Return every line below as is, leaving out the pictures.

__Stored data__:
▼
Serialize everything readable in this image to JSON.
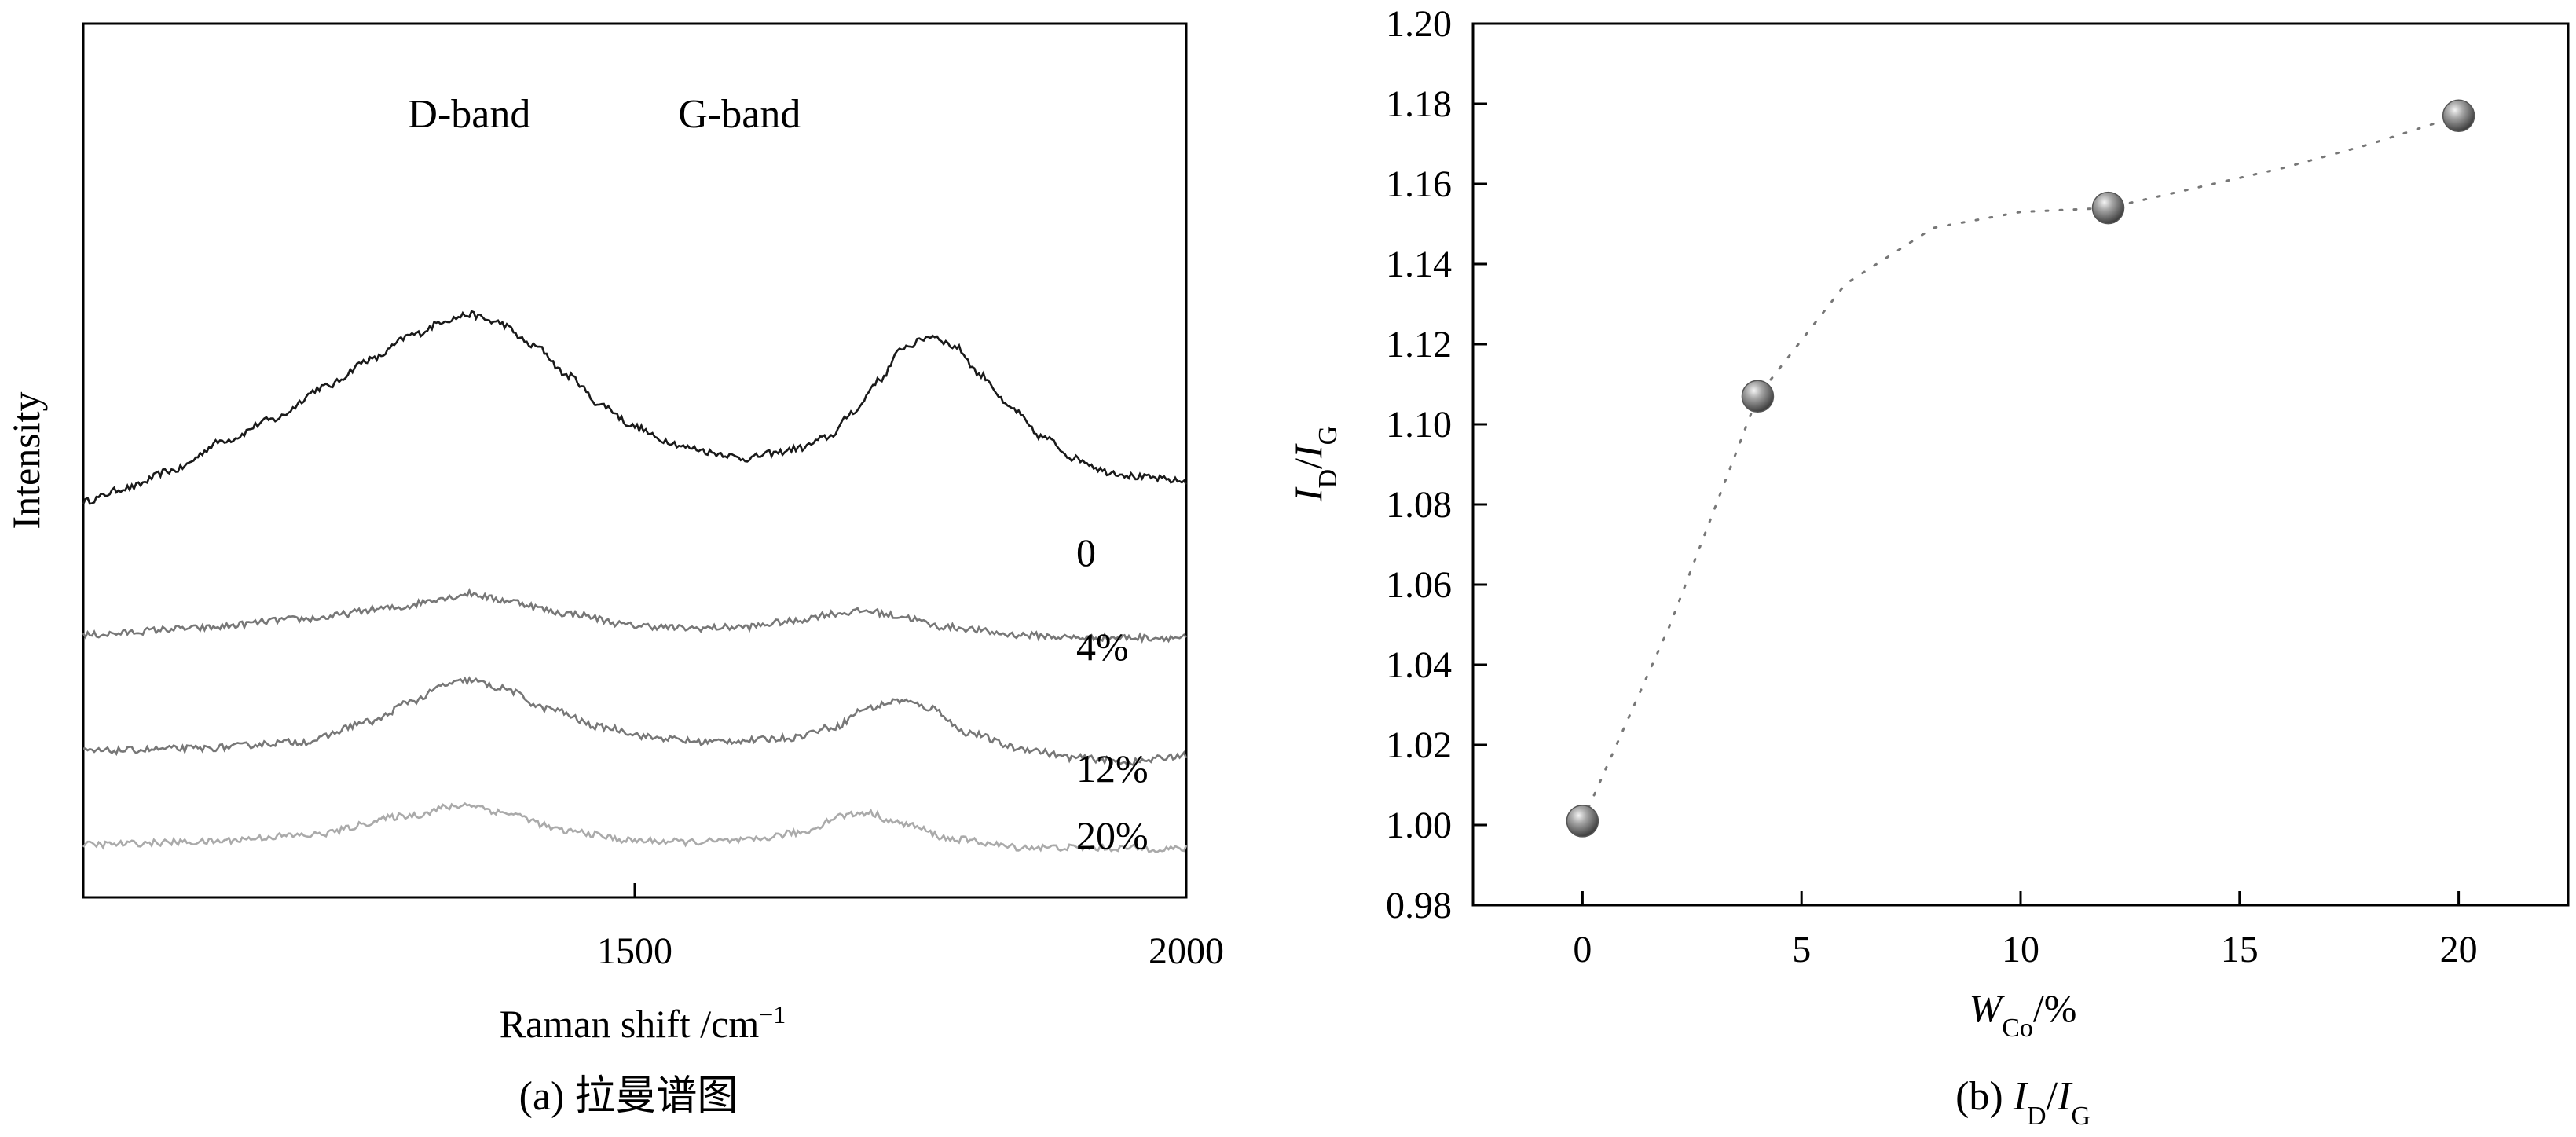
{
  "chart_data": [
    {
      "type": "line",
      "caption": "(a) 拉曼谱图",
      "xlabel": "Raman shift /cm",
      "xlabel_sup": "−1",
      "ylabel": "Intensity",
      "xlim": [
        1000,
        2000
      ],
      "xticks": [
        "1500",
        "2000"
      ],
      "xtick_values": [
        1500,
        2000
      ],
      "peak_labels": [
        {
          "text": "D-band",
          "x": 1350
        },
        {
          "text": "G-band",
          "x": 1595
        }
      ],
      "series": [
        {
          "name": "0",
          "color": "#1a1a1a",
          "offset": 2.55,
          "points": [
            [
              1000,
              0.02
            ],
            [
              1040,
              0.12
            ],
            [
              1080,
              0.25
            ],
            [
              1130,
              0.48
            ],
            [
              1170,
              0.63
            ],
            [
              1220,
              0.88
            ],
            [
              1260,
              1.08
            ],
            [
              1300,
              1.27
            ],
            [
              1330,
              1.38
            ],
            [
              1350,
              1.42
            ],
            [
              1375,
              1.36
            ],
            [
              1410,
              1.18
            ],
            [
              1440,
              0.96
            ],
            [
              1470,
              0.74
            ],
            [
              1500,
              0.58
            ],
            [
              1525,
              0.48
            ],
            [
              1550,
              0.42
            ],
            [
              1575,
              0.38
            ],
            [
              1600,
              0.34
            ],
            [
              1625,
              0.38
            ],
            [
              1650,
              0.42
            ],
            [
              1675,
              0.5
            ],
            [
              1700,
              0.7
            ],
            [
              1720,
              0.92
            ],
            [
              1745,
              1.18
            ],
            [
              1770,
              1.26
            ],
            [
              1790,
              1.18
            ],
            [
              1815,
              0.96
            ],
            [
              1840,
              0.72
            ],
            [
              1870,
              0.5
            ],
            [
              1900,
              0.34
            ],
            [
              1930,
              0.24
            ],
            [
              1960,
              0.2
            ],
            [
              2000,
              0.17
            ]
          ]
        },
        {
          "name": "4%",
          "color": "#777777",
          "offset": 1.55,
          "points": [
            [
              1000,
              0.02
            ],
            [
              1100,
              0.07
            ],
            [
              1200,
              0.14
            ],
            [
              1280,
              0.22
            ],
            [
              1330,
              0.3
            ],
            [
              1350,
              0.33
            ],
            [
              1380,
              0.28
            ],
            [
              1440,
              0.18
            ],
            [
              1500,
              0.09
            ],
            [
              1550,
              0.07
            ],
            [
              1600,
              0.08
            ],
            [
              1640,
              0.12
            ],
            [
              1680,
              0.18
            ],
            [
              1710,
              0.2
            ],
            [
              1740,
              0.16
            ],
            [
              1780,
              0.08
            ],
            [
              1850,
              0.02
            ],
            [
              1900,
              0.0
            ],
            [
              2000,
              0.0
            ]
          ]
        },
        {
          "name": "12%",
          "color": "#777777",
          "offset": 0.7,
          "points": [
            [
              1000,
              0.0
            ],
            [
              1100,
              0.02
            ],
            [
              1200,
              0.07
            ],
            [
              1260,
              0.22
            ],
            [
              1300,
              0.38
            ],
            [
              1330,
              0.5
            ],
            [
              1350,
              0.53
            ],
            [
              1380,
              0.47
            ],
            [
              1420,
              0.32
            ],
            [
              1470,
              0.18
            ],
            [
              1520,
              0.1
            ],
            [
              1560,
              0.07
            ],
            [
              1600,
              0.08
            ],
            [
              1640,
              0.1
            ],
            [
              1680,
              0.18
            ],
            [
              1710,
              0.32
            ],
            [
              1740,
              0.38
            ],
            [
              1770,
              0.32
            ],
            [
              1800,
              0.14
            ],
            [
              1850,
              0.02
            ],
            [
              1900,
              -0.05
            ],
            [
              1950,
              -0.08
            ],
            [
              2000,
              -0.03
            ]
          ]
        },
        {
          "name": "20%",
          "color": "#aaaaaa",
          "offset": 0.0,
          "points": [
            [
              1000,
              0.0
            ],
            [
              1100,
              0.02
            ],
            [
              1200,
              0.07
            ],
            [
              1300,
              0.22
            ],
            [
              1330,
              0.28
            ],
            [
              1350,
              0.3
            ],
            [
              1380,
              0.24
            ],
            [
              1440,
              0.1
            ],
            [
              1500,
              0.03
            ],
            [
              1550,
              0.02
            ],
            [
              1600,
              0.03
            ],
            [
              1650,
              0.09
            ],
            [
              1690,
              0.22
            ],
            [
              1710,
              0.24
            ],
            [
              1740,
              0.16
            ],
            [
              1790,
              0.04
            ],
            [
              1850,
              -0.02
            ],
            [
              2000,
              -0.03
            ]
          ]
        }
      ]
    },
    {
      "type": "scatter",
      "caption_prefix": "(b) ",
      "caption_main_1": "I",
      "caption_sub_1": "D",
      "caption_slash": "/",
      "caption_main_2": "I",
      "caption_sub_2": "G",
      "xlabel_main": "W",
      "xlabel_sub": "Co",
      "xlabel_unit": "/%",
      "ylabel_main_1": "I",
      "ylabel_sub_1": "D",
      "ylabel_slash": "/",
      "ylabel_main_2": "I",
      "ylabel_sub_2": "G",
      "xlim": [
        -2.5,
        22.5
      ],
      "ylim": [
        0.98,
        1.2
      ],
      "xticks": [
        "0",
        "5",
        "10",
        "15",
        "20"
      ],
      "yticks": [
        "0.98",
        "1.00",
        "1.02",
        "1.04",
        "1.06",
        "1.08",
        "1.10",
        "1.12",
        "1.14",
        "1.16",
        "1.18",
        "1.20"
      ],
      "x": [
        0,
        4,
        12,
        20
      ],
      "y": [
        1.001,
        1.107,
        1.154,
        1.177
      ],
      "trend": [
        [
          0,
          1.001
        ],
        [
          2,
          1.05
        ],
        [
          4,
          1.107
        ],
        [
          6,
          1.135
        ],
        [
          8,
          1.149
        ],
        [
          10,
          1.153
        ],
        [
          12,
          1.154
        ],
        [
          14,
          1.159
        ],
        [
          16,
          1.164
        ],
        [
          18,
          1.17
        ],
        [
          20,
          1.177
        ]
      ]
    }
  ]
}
▲
__Reply__:
Serialize everything readable in this image to JSON.
{
  "chart_data": [
    {
      "type": "line",
      "caption": "(a) 拉曼谱图",
      "xlabel": "Raman shift /cm",
      "xlabel_sup": "−1",
      "ylabel": "Intensity",
      "xlim": [
        1000,
        2000
      ],
      "xticks": [
        "1500",
        "2000"
      ],
      "xtick_values": [
        1500,
        2000
      ],
      "peak_labels": [
        {
          "text": "D-band",
          "x": 1350
        },
        {
          "text": "G-band",
          "x": 1595
        }
      ],
      "series": [
        {
          "name": "0",
          "color": "#1a1a1a",
          "offset": 2.55,
          "points": [
            [
              1000,
              0.02
            ],
            [
              1040,
              0.12
            ],
            [
              1080,
              0.25
            ],
            [
              1130,
              0.48
            ],
            [
              1170,
              0.63
            ],
            [
              1220,
              0.88
            ],
            [
              1260,
              1.08
            ],
            [
              1300,
              1.27
            ],
            [
              1330,
              1.38
            ],
            [
              1350,
              1.42
            ],
            [
              1375,
              1.36
            ],
            [
              1410,
              1.18
            ],
            [
              1440,
              0.96
            ],
            [
              1470,
              0.74
            ],
            [
              1500,
              0.58
            ],
            [
              1525,
              0.48
            ],
            [
              1550,
              0.42
            ],
            [
              1575,
              0.38
            ],
            [
              1600,
              0.34
            ],
            [
              1625,
              0.38
            ],
            [
              1650,
              0.42
            ],
            [
              1675,
              0.5
            ],
            [
              1700,
              0.7
            ],
            [
              1720,
              0.92
            ],
            [
              1745,
              1.18
            ],
            [
              1770,
              1.26
            ],
            [
              1790,
              1.18
            ],
            [
              1815,
              0.96
            ],
            [
              1840,
              0.72
            ],
            [
              1870,
              0.5
            ],
            [
              1900,
              0.34
            ],
            [
              1930,
              0.24
            ],
            [
              1960,
              0.2
            ],
            [
              2000,
              0.17
            ]
          ]
        },
        {
          "name": "4%",
          "color": "#777777",
          "offset": 1.55,
          "points": [
            [
              1000,
              0.02
            ],
            [
              1100,
              0.07
            ],
            [
              1200,
              0.14
            ],
            [
              1280,
              0.22
            ],
            [
              1330,
              0.3
            ],
            [
              1350,
              0.33
            ],
            [
              1380,
              0.28
            ],
            [
              1440,
              0.18
            ],
            [
              1500,
              0.09
            ],
            [
              1550,
              0.07
            ],
            [
              1600,
              0.08
            ],
            [
              1640,
              0.12
            ],
            [
              1680,
              0.18
            ],
            [
              1710,
              0.2
            ],
            [
              1740,
              0.16
            ],
            [
              1780,
              0.08
            ],
            [
              1850,
              0.02
            ],
            [
              1900,
              0.0
            ],
            [
              2000,
              0.0
            ]
          ]
        },
        {
          "name": "12%",
          "color": "#777777",
          "offset": 0.7,
          "points": [
            [
              1000,
              0.0
            ],
            [
              1100,
              0.02
            ],
            [
              1200,
              0.07
            ],
            [
              1260,
              0.22
            ],
            [
              1300,
              0.38
            ],
            [
              1330,
              0.5
            ],
            [
              1350,
              0.53
            ],
            [
              1380,
              0.47
            ],
            [
              1420,
              0.32
            ],
            [
              1470,
              0.18
            ],
            [
              1520,
              0.1
            ],
            [
              1560,
              0.07
            ],
            [
              1600,
              0.08
            ],
            [
              1640,
              0.1
            ],
            [
              1680,
              0.18
            ],
            [
              1710,
              0.32
            ],
            [
              1740,
              0.38
            ],
            [
              1770,
              0.32
            ],
            [
              1800,
              0.14
            ],
            [
              1850,
              0.02
            ],
            [
              1900,
              -0.05
            ],
            [
              1950,
              -0.08
            ],
            [
              2000,
              -0.03
            ]
          ]
        },
        {
          "name": "20%",
          "color": "#aaaaaa",
          "offset": 0.0,
          "points": [
            [
              1000,
              0.0
            ],
            [
              1100,
              0.02
            ],
            [
              1200,
              0.07
            ],
            [
              1300,
              0.22
            ],
            [
              1330,
              0.28
            ],
            [
              1350,
              0.3
            ],
            [
              1380,
              0.24
            ],
            [
              1440,
              0.1
            ],
            [
              1500,
              0.03
            ],
            [
              1550,
              0.02
            ],
            [
              1600,
              0.03
            ],
            [
              1650,
              0.09
            ],
            [
              1690,
              0.22
            ],
            [
              1710,
              0.24
            ],
            [
              1740,
              0.16
            ],
            [
              1790,
              0.04
            ],
            [
              1850,
              -0.02
            ],
            [
              2000,
              -0.03
            ]
          ]
        }
      ]
    },
    {
      "type": "scatter",
      "caption_prefix": "(b) ",
      "caption_main_1": "I",
      "caption_sub_1": "D",
      "caption_slash": "/",
      "caption_main_2": "I",
      "caption_sub_2": "G",
      "xlabel_main": "W",
      "xlabel_sub": "Co",
      "xlabel_unit": "/%",
      "ylabel_main_1": "I",
      "ylabel_sub_1": "D",
      "ylabel_slash": "/",
      "ylabel_main_2": "I",
      "ylabel_sub_2": "G",
      "xlim": [
        -2.5,
        22.5
      ],
      "ylim": [
        0.98,
        1.2
      ],
      "xticks": [
        "0",
        "5",
        "10",
        "15",
        "20"
      ],
      "yticks": [
        "0.98",
        "1.00",
        "1.02",
        "1.04",
        "1.06",
        "1.08",
        "1.10",
        "1.12",
        "1.14",
        "1.16",
        "1.18",
        "1.20"
      ],
      "x": [
        0,
        4,
        12,
        20
      ],
      "y": [
        1.001,
        1.107,
        1.154,
        1.177
      ],
      "trend": [
        [
          0,
          1.001
        ],
        [
          2,
          1.05
        ],
        [
          4,
          1.107
        ],
        [
          6,
          1.135
        ],
        [
          8,
          1.149
        ],
        [
          10,
          1.153
        ],
        [
          12,
          1.154
        ],
        [
          14,
          1.159
        ],
        [
          16,
          1.164
        ],
        [
          18,
          1.17
        ],
        [
          20,
          1.177
        ]
      ]
    }
  ]
}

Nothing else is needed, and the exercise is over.